[START OF THE DATA]
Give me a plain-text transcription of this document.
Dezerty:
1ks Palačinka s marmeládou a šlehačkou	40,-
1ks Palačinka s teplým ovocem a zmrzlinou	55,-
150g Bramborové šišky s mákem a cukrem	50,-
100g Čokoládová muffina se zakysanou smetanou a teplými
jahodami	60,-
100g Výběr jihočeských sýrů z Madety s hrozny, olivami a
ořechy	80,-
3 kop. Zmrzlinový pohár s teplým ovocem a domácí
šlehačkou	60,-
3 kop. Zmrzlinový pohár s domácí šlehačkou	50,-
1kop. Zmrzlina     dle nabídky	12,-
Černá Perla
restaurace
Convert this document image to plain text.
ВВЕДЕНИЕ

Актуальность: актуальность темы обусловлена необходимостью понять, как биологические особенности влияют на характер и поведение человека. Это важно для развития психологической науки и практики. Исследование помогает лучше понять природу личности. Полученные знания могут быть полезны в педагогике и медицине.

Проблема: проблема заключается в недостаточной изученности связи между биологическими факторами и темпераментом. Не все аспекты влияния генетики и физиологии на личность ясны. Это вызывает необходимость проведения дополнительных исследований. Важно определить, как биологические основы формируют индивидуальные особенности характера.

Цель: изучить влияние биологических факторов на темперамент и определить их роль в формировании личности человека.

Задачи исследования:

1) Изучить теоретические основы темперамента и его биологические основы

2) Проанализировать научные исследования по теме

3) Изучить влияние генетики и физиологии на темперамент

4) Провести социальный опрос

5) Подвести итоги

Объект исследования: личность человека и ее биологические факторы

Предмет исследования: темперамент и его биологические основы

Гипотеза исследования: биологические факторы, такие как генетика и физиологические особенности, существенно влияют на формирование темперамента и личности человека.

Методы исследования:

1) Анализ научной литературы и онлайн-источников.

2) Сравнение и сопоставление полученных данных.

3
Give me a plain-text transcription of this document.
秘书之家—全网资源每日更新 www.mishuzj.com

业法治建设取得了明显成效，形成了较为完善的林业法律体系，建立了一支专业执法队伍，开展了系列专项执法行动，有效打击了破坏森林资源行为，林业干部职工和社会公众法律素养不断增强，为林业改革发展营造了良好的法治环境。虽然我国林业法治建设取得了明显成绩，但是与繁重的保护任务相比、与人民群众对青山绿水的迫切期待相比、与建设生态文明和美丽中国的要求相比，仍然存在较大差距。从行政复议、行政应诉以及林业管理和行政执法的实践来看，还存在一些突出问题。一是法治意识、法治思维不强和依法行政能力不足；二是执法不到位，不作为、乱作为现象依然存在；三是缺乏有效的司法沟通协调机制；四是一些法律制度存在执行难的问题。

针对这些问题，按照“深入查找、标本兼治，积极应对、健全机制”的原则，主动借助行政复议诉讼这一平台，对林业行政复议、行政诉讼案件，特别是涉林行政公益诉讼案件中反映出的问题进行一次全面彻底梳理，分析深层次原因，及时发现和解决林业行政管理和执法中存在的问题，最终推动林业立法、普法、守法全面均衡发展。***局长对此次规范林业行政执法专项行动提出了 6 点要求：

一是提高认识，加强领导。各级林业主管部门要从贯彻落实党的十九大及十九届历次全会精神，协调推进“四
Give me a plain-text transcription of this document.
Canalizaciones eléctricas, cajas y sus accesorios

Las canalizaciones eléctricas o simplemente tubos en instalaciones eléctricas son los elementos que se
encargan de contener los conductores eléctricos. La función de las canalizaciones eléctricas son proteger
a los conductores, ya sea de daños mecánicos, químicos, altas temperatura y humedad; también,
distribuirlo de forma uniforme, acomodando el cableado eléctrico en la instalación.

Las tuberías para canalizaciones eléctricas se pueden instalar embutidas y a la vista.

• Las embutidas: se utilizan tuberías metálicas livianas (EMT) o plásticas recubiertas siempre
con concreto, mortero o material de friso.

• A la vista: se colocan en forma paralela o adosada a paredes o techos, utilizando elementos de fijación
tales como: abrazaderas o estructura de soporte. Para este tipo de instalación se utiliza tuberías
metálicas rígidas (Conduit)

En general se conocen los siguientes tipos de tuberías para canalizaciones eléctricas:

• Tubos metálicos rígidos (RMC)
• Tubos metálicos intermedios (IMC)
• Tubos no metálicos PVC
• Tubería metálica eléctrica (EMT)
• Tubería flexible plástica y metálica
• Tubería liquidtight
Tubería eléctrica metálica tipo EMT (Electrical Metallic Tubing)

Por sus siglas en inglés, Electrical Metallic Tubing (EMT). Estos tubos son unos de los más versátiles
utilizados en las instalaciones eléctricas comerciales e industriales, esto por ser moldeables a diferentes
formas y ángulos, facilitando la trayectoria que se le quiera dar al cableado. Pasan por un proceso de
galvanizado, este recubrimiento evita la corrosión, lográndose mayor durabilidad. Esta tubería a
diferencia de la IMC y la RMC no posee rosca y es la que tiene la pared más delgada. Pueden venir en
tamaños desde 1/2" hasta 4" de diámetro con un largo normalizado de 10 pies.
[END OF THE DATA]
All of the material must be reproduced exactly.

Give me a plain-text transcription of this document.
Dezerty:
1ks Palačinka s marmeládou a šlehačkou	40,-
1ks Palačinka s teplým ovocem a zmrzlinou	55,-
150g Bramborové šišky s mákem a cukrem	50,-
100g Čokoládová muffina se zakysanou smetanou a teplými
jahodami	60,-
100g Výběr jihočeských sýrů z Madety s hrozny, olivami a
ořechy	80,-
3 kop. Zmrzlinový pohár s teplým ovocem a domácí
šlehačkou	60,-
3 kop. Zmrzlinový pohár s domácí šlehačkou	50,-
1kop. Zmrzlina     dle nabídky	12,-
Černá Perla
restaurace
Convert this document image to plain text.
ВВЕДЕНИЕ

Актуальность: актуальность темы обусловлена необходимостью понять, как биологические особенности влияют на характер и поведение человека. Это важно для развития психологической науки и практики. Исследование помогает лучше понять природу личности. Полученные знания могут быть полезны в педагогике и медицине.

Проблема: проблема заключается в недостаточной изученности связи между биологическими факторами и темпераментом. Не все аспекты влияния генетики и физиологии на личность ясны. Это вызывает необходимость проведения дополнительных исследований. Важно определить, как биологические основы формируют индивидуальные особенности характера.

Цель: изучить влияние биологических факторов на темперамент и определить их роль в формировании личности человека.

Задачи исследования:

1) Изучить теоретические основы темперамента и его биологические основы

2) Проанализировать научные исследования по теме

3) Изучить влияние генетики и физиологии на темперамент

4) Провести социальный опрос

5) Подвести итоги

Объект исследования: личность человека и ее биологические факторы

Предмет исследования: темперамент и его биологические основы

Гипотеза исследования: биологические факторы, такие как генетика и физиологические особенности, существенно влияют на формирование темперамента и личности человека.

Методы исследования:

1) Анализ научной литературы и онлайн-источников.

2) Сравнение и сопоставление полученных данных.

3
Give me a plain-text transcription of this document.
秘书之家—全网资源每日更新 www.mishuzj.com

业法治建设取得了明显成效，形成了较为完善的林业法律体系，建立了一支专业执法队伍，开展了系列专项执法行动，有效打击了破坏森林资源行为，林业干部职工和社会公众法律素养不断增强，为林业改革发展营造了良好的法治环境。虽然我国林业法治建设取得了明显成绩，但是与繁重的保护任务相比、与人民群众对青山绿水的迫切期待相比、与建设生态文明和美丽中国的要求相比，仍然存在较大差距。从行政复议、行政应诉以及林业管理和行政执法的实践来看，还存在一些突出问题。一是法治意识、法治思维不强和依法行政能力不足；二是执法不到位，不作为、乱作为现象依然存在；三是缺乏有效的司法沟通协调机制；四是一些法律制度存在执行难的问题。

针对这些问题，按照“深入查找、标本兼治，积极应对、健全机制”的原则，主动借助行政复议诉讼这一平台，对林业行政复议、行政诉讼案件，特别是涉林行政公益诉讼案件中反映出的问题进行一次全面彻底梳理，分析深层次原因，及时发现和解决林业行政管理和执法中存在的问题，最终推动林业立法、普法、守法全面均衡发展。***局长对此次规范林业行政执法专项行动提出了 6 点要求：

一是提高认识，加强领导。各级林业主管部门要从贯彻落实党的十九大及十九届历次全会精神，协调推进“四
Give me a plain-text transcription of this document.
Canalizaciones eléctricas, cajas y sus accesorios

Las canalizaciones eléctricas o simplemente tubos en instalaciones eléctricas son los elementos que se
encargan de contener los conductores eléctricos. La función de las canalizaciones eléctricas son proteger
a los conductores, ya sea de daños mecánicos, químicos, altas temperatura y humedad; también,
distribuirlo de forma uniforme, acomodando el cableado eléctrico en la instalación.

Las tuberías para canalizaciones eléctricas se pueden instalar embutidas y a la vista.

• Las embutidas: se utilizan tuberías metálicas livianas (EMT) o plásticas recubiertas siempre
con concreto, mortero o material de friso.

• A la vista: se colocan en forma paralela o adosada a paredes o techos, utilizando elementos de fijación
tales como: abrazaderas o estructura de soporte. Para este tipo de instalación se utiliza tuberías
metálicas rígidas (Conduit)

En general se conocen los siguientes tipos de tuberías para canalizaciones eléctricas:

• Tubos metálicos rígidos (RMC)
• Tubos metálicos intermedios (IMC)
• Tubos no metálicos PVC
• Tubería metálica eléctrica (EMT)
• Tubería flexible plástica y metálica
• Tubería liquidtight
Tubería eléctrica metálica tipo EMT (Electrical Metallic Tubing)

Por sus siglas en inglés, Electrical Metallic Tubing (EMT). Estos tubos son unos de los más versátiles
utilizados en las instalaciones eléctricas comerciales e industriales, esto por ser moldeables a diferentes
formas y ángulos, facilitando la trayectoria que se le quiera dar al cableado. Pasan por un proceso de
galvanizado, este recubrimiento evita la corrosión, lográndose mayor durabilidad. Esta tubería a
diferencia de la IMC y la RMC no posee rosca y es la que tiene la pared más delgada. Pueden venir en
tamaños desde 1/2" hasta 4" de diámetro con un largo normalizado de 10 pies.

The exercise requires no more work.